Raw records
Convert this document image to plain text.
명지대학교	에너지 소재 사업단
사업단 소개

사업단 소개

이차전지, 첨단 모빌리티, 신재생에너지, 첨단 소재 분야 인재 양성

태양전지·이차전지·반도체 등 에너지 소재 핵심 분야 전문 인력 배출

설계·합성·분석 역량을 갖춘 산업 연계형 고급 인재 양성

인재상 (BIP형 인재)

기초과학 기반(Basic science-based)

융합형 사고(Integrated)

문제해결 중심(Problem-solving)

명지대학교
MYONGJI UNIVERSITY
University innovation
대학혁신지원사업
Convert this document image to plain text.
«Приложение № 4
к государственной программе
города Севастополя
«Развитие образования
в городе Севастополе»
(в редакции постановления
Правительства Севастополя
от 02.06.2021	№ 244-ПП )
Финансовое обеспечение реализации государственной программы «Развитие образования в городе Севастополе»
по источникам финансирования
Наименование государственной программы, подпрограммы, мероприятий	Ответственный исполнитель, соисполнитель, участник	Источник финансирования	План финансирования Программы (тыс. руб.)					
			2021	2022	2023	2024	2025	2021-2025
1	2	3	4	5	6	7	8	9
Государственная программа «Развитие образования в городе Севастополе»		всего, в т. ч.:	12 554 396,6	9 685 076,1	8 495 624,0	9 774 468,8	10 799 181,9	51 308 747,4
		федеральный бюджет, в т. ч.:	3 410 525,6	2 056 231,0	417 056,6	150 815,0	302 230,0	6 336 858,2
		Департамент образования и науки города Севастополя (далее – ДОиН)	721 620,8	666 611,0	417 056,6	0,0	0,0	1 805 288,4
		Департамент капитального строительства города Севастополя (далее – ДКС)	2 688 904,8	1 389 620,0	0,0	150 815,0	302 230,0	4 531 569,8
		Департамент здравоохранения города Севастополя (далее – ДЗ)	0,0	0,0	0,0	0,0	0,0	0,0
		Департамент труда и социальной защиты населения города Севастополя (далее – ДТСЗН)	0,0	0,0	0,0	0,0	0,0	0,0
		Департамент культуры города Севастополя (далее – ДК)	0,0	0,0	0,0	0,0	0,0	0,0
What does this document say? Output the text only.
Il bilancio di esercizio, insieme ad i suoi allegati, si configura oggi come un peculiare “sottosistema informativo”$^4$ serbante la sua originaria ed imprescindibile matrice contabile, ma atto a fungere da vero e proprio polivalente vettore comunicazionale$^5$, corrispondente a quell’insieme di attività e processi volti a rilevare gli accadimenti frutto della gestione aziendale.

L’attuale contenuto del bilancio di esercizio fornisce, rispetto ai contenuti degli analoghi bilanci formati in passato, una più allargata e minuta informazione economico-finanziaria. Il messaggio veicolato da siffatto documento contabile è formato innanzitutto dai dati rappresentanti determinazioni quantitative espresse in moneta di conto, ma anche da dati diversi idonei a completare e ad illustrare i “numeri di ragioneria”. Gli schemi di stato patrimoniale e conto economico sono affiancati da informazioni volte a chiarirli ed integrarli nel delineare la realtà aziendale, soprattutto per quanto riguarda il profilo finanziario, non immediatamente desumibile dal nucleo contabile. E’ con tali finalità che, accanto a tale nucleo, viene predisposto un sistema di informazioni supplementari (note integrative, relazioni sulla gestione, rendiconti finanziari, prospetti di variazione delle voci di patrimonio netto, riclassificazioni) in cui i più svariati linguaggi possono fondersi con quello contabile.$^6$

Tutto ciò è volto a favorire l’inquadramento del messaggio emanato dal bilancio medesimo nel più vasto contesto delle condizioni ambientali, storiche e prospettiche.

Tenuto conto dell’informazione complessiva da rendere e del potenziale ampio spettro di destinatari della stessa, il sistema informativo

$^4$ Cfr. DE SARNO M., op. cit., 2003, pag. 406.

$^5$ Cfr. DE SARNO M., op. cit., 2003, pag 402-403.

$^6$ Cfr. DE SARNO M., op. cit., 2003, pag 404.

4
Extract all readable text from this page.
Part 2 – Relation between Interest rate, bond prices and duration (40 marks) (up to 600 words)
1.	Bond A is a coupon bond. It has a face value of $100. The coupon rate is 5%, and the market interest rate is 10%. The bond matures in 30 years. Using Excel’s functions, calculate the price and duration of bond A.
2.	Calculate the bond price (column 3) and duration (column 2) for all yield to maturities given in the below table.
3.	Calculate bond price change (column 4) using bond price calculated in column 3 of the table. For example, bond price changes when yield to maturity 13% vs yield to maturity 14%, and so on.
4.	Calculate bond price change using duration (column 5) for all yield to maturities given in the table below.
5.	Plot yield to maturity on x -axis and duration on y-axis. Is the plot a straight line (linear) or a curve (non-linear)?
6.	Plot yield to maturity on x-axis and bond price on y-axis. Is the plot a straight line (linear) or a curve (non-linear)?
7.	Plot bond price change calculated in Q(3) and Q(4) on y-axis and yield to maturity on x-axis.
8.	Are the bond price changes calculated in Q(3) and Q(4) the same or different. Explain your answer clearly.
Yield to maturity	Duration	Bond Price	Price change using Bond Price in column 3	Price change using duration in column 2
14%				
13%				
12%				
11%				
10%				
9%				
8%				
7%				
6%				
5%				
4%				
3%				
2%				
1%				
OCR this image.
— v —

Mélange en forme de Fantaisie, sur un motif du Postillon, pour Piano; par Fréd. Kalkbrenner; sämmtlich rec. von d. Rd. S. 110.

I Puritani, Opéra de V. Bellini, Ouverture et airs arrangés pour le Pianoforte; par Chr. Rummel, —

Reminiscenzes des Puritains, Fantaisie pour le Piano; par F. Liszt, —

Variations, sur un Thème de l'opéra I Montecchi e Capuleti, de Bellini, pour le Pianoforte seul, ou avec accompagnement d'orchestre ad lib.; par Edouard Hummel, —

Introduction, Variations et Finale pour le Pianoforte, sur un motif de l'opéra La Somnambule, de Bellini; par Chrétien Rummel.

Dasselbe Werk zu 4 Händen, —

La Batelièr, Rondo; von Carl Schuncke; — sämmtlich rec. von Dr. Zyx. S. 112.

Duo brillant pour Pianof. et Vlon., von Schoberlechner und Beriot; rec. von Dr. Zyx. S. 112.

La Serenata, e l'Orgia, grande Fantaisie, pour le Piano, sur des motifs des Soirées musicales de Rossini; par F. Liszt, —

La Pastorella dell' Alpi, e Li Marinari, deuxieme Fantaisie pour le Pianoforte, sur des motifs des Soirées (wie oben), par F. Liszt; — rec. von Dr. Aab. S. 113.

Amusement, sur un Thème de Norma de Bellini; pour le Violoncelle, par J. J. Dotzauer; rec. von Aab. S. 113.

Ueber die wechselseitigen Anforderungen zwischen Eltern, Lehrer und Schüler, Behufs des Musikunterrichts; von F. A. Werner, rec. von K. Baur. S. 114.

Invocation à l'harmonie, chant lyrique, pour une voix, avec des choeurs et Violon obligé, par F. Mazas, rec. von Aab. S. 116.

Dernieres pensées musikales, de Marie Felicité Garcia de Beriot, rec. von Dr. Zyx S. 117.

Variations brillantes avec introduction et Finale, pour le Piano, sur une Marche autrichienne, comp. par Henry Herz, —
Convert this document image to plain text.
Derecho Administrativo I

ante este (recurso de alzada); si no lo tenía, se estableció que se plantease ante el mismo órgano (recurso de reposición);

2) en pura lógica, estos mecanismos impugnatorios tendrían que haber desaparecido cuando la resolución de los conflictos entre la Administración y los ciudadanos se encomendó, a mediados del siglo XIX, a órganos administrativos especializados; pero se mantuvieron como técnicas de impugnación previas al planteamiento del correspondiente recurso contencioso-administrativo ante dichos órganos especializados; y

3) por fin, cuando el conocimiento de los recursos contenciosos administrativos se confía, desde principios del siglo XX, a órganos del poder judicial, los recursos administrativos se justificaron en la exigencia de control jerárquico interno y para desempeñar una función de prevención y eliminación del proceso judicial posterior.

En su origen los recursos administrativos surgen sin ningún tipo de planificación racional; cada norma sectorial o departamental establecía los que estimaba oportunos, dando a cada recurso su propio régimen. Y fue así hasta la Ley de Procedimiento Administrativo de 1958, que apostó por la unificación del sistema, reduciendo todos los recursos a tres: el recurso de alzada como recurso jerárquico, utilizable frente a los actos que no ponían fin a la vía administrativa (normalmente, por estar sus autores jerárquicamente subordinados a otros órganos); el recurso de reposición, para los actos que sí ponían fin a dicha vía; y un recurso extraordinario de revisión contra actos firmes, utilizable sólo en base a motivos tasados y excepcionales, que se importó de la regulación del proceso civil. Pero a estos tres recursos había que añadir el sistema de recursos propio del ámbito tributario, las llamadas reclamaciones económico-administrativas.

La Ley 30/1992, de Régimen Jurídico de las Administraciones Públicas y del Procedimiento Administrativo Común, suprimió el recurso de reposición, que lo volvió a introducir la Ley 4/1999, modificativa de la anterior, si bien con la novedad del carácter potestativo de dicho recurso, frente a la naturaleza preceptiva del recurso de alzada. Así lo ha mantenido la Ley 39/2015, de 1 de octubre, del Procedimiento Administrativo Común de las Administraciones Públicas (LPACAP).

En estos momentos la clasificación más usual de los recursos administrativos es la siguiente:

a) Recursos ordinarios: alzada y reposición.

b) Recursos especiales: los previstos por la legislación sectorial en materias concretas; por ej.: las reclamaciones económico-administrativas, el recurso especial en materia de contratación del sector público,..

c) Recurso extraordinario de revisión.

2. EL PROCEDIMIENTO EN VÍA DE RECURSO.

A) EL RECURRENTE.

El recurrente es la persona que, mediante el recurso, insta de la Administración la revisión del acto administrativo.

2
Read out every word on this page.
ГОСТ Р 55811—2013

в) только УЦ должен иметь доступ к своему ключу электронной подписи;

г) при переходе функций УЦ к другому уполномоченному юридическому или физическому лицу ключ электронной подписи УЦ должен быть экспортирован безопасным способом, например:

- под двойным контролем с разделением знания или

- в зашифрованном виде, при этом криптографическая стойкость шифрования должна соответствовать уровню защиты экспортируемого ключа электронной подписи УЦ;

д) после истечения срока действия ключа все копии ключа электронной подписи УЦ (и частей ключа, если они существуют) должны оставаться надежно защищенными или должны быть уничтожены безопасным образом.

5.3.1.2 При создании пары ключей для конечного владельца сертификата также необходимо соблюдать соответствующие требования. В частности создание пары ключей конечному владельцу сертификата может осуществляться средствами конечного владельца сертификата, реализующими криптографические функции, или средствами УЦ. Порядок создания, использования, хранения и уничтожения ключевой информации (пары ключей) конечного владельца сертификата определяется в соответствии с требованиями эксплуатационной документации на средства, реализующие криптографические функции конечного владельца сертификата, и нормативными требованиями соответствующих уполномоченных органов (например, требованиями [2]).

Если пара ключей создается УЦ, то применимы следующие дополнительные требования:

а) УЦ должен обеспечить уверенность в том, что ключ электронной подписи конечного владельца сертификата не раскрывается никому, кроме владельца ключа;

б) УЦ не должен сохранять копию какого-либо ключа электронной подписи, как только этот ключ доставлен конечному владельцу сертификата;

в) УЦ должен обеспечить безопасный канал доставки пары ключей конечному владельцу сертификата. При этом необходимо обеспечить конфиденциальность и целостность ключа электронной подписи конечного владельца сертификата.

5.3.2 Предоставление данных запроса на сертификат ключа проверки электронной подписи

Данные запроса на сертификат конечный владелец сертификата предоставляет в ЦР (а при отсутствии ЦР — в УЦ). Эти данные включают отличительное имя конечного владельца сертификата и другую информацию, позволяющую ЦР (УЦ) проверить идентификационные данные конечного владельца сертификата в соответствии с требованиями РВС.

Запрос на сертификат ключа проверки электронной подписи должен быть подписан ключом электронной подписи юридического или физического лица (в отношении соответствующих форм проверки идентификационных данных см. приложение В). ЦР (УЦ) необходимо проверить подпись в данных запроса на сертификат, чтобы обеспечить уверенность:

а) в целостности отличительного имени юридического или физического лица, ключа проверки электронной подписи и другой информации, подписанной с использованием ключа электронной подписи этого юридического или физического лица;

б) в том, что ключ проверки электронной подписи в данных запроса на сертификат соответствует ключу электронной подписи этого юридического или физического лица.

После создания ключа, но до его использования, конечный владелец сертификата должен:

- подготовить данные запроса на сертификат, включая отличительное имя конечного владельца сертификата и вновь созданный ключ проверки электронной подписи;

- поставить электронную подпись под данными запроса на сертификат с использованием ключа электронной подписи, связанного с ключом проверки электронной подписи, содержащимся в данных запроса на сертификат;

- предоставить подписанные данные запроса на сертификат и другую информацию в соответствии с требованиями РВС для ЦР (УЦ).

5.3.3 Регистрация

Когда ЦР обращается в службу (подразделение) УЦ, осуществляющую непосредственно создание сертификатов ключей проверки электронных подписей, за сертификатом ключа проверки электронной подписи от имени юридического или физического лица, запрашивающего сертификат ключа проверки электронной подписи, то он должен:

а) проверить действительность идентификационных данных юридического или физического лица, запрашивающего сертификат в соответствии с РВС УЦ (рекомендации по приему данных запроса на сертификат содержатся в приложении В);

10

Given request.
Work out how many lines of the data above hold the word "Beriot", and write only the count.

Correct result.
2